WRITTEN REQUEST
Copy out the complete listing, word for word.

INFORMATION SHOWN
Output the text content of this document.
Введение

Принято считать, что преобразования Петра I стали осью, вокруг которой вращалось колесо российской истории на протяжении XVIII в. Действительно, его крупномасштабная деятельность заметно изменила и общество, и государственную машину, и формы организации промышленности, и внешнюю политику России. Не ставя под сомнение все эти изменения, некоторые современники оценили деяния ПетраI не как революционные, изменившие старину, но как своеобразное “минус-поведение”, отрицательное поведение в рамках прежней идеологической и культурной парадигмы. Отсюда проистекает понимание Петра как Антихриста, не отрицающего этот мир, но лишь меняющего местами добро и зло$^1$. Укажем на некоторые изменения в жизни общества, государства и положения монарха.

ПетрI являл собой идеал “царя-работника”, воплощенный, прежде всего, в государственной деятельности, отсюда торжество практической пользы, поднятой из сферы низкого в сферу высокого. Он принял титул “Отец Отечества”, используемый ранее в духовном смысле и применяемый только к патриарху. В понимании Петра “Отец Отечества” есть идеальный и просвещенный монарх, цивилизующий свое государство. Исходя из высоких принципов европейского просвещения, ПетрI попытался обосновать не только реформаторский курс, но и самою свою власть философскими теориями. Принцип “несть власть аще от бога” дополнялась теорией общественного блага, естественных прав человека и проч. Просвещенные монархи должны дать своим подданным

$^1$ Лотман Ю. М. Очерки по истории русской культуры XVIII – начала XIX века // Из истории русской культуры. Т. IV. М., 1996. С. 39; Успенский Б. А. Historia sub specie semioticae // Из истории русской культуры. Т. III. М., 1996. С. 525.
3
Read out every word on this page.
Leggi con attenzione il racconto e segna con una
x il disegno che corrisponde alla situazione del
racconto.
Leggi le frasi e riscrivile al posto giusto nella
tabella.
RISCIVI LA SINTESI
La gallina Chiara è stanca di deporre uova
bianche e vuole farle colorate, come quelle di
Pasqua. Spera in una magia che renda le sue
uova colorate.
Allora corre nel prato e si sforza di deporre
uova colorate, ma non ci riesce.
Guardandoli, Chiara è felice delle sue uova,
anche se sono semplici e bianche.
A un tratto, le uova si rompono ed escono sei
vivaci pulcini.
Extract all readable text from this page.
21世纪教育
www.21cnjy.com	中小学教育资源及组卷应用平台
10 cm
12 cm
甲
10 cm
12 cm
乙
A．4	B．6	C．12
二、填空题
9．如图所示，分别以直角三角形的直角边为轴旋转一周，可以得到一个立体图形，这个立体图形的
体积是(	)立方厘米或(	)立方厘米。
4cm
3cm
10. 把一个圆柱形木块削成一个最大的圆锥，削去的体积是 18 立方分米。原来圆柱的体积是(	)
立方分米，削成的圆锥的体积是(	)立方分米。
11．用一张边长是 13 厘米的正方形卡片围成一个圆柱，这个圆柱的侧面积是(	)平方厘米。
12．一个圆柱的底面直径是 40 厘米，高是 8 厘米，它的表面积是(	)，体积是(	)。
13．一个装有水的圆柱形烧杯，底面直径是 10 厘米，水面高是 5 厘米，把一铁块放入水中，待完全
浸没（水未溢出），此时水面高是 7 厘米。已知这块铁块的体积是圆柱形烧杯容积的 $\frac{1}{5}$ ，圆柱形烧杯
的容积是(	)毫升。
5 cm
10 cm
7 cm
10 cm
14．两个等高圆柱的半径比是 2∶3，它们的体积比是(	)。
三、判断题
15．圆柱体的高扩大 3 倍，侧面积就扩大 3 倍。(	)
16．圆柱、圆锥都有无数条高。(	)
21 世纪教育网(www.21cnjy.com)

FINISHED ANSWER
Output the text content of this document.
Введение

Принято считать, что преобразования Петра I стали осью, вокруг которой вращалось колесо российской истории на протяжении XVIII в. Действительно, его крупномасштабная деятельность заметно изменила и общество, и государственную машину, и формы организации промышленности, и внешнюю политику России. Не ставя под сомнение все эти изменения, некоторые современники оценили деяния ПетраI не как революционные, изменившие старину, но как своеобразное “минус-поведение”, отрицательное поведение в рамках прежней идеологической и культурной парадигмы. Отсюда проистекает понимание Петра как Антихриста, не отрицающего этот мир, но лишь меняющего местами добро и зло$^1$. Укажем на некоторые изменения в жизни общества, государства и положения монарха.

ПетрI являл собой идеал “царя-работника”, воплощенный, прежде всего, в государственной деятельности, отсюда торжество практической пользы, поднятой из сферы низкого в сферу высокого. Он принял титул “Отец Отечества”, используемый ранее в духовном смысле и применяемый только к патриарху. В понимании Петра “Отец Отечества” есть идеальный и просвещенный монарх, цивилизующий свое государство. Исходя из высоких принципов европейского просвещения, ПетрI попытался обосновать не только реформаторский курс, но и самою свою власть философскими теориями. Принцип “несть власть аще от бога” дополнялась теорией общественного блага, естественных прав человека и проч. Просвещенные монархи должны дать своим подданным

$^1$ Лотман Ю. М. Очерки по истории русской культуры XVIII – начала XIX века // Из истории русской культуры. Т. IV. М., 1996. С. 39; Успенский Б. А. Historia sub specie semioticae // Из истории русской культуры. Т. III. М., 1996. С. 525.
3
Read out every word on this page.
Leggi con attenzione il racconto e segna con una
x il disegno che corrisponde alla situazione del
racconto.
Leggi le frasi e riscrivile al posto giusto nella
tabella.
RISCIVI LA SINTESI
La gallina Chiara è stanca di deporre uova
bianche e vuole farle colorate, come quelle di
Pasqua. Spera in una magia che renda le sue
uova colorate.
Allora corre nel prato e si sforza di deporre
uova colorate, ma non ci riesce.
Guardandoli, Chiara è felice delle sue uova,
anche se sono semplici e bianche.
A un tratto, le uova si rompono ed escono sei
vivaci pulcini.
Extract all readable text from this page.
21世纪教育
www.21cnjy.com	中小学教育资源及组卷应用平台
10 cm
12 cm
甲
10 cm
12 cm
乙
A．4	B．6	C．12
二、填空题
9．如图所示，分别以直角三角形的直角边为轴旋转一周，可以得到一个立体图形，这个立体图形的
体积是(	)立方厘米或(	)立方厘米。
4cm
3cm
10. 把一个圆柱形木块削成一个最大的圆锥，削去的体积是 18 立方分米。原来圆柱的体积是(	)
立方分米，削成的圆锥的体积是(	)立方分米。
11．用一张边长是 13 厘米的正方形卡片围成一个圆柱，这个圆柱的侧面积是(	)平方厘米。
12．一个圆柱的底面直径是 40 厘米，高是 8 厘米，它的表面积是(	)，体积是(	)。
13．一个装有水的圆柱形烧杯，底面直径是 10 厘米，水面高是 5 厘米，把一铁块放入水中，待完全
浸没（水未溢出），此时水面高是 7 厘米。已知这块铁块的体积是圆柱形烧杯容积的 $\frac{1}{5}$ ，圆柱形烧杯
的容积是(	)毫升。
5 cm
10 cm
7 cm
10 cm
14．两个等高圆柱的半径比是 2∶3，它们的体积比是(	)。
三、判断题
15．圆柱体的高扩大 3 倍，侧面积就扩大 3 倍。(	)
16．圆柱、圆锥都有无数条高。(	)
21 世纪教育网(www.21cnjy.com)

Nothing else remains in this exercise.